*Your task*.
Give the data a second time, exactly and in full.

*Data for this exercise*.
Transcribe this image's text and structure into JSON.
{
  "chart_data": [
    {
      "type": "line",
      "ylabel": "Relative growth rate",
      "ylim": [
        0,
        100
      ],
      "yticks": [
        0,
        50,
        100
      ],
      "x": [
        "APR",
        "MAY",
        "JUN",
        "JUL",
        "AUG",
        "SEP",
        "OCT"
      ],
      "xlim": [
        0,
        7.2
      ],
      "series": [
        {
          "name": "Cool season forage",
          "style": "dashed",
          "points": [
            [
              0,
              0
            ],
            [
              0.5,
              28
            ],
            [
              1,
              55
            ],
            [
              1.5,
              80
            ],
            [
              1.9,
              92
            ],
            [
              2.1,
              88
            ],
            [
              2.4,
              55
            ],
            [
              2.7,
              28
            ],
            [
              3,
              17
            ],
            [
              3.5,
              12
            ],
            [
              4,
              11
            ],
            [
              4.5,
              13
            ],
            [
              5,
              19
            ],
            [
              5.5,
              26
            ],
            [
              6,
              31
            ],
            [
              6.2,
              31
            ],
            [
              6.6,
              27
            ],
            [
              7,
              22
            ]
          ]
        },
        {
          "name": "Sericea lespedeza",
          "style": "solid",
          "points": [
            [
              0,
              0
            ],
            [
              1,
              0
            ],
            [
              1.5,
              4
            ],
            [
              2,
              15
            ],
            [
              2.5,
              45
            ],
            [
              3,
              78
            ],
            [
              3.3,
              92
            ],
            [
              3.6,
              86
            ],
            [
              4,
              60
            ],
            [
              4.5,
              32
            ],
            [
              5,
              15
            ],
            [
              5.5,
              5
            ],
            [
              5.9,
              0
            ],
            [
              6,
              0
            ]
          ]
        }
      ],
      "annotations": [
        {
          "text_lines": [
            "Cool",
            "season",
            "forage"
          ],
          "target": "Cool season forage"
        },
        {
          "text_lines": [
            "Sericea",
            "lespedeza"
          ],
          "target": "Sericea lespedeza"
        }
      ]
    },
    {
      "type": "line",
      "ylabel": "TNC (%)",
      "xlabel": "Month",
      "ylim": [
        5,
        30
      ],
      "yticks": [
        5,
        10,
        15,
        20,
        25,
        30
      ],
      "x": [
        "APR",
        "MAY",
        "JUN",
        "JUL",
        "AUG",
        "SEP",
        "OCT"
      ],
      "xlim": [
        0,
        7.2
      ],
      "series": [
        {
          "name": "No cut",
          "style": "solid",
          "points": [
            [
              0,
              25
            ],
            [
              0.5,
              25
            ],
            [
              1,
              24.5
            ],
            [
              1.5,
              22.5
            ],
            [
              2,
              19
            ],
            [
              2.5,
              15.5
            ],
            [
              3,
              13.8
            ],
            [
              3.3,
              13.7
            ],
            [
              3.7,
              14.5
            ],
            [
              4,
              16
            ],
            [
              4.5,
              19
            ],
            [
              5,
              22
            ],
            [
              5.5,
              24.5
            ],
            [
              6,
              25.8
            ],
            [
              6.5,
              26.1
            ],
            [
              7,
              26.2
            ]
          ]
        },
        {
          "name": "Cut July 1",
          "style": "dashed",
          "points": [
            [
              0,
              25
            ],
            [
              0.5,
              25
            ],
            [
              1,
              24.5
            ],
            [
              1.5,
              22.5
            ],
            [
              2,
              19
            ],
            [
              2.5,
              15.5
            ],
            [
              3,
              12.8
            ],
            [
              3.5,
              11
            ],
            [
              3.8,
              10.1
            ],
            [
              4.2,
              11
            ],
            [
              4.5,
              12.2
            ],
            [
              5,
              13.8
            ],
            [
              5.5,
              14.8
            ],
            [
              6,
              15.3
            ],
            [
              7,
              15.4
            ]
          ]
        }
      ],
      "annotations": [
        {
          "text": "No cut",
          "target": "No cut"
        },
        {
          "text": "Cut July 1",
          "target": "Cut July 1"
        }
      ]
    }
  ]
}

*Response below*.
Transcribe this image's text and structure into JSON.
{
  "chart_data": [
    {
      "type": "line",
      "ylabel": "Relative growth rate",
      "ylim": [
        0,
        100
      ],
      "yticks": [
        0,
        50,
        100
      ],
      "x": [
        "APR",
        "MAY",
        "JUN",
        "JUL",
        "AUG",
        "SEP",
        "OCT"
      ],
      "xlim": [
        0,
        7.2
      ],
      "series": [
        {
          "name": "Cool season forage",
          "style": "dashed",
          "points": [
            [
              0,
              0
            ],
            [
              0.5,
              28
            ],
            [
              1,
              55
            ],
            [
              1.5,
              80
            ],
            [
              1.9,
              92
            ],
            [
              2.1,
              88
            ],
            [
              2.4,
              55
            ],
            [
              2.7,
              28
            ],
            [
              3,
              17
            ],
            [
              3.5,
              12
            ],
            [
              4,
              11
            ],
            [
              4.5,
              13
            ],
            [
              5,
              19
            ],
            [
              5.5,
              26
            ],
            [
              6,
              31
            ],
            [
              6.2,
              31
            ],
            [
              6.6,
              27
            ],
            [
              7,
              22
            ]
          ]
        },
        {
          "name": "Sericea lespedeza",
          "style": "solid",
          "points": [
            [
              0,
              0
            ],
            [
              1,
              0
            ],
            [
              1.5,
              4
            ],
            [
              2,
              15
            ],
            [
              2.5,
              45
            ],
            [
              3,
              78
            ],
            [
              3.3,
              92
            ],
            [
              3.6,
              86
            ],
            [
              4,
              60
            ],
            [
              4.5,
              32
            ],
            [
              5,
              15
            ],
            [
              5.5,
              5
            ],
            [
              5.9,
              0
            ],
            [
              6,
              0
            ]
          ]
        }
      ],
      "annotations": [
        {
          "text_lines": [
            "Cool",
            "season",
            "forage"
          ],
          "target": "Cool season forage"
        },
        {
          "text_lines": [
            "Sericea",
            "lespedeza"
          ],
          "target": "Sericea lespedeza"
        }
      ]
    },
    {
      "type": "line",
      "ylabel": "TNC (%)",
      "xlabel": "Month",
      "ylim": [
        5,
        30
      ],
      "yticks": [
        5,
        10,
        15,
        20,
        25,
        30
      ],
      "x": [
        "APR",
        "MAY",
        "JUN",
        "JUL",
        "AUG",
        "SEP",
        "OCT"
      ],
      "xlim": [
        0,
        7.2
      ],
      "series": [
        {
          "name": "No cut",
          "style": "solid",
          "points": [
            [
              0,
              25
            ],
            [
              0.5,
              25
            ],
            [
              1,
              24.5
            ],
            [
              1.5,
              22.5
            ],
            [
              2,
              19
            ],
            [
              2.5,
              15.5
            ],
            [
              3,
              13.8
            ],
            [
              3.3,
              13.7
            ],
            [
              3.7,
              14.5
            ],
            [
              4,
              16
            ],
            [
              4.5,
              19
            ],
            [
              5,
              22
            ],
            [
              5.5,
              24.5
            ],
            [
              6,
              25.8
            ],
            [
              6.5,
              26.1
            ],
            [
              7,
              26.2
            ]
          ]
        },
        {
          "name": "Cut July 1",
          "style": "dashed",
          "points": [
            [
              0,
              25
            ],
            [
              0.5,
              25
            ],
            [
              1,
              24.5
            ],
            [
              1.5,
              22.5
            ],
            [
              2,
              19
            ],
            [
              2.5,
              15.5
            ],
            [
              3,
              12.8
            ],
            [
              3.5,
              11
            ],
            [
              3.8,
              10.1
            ],
            [
              4.2,
              11
            ],
            [
              4.5,
              12.2
            ],
            [
              5,
              13.8
            ],
            [
              5.5,
              14.8
            ],
            [
              6,
              15.3
            ],
            [
              7,
              15.4
            ]
          ]
        }
      ],
      "annotations": [
        {
          "text": "No cut",
          "target": "No cut"
        },
        {
          "text": "Cut July 1",
          "target": "Cut July 1"
        }
      ]
    }
  ]
}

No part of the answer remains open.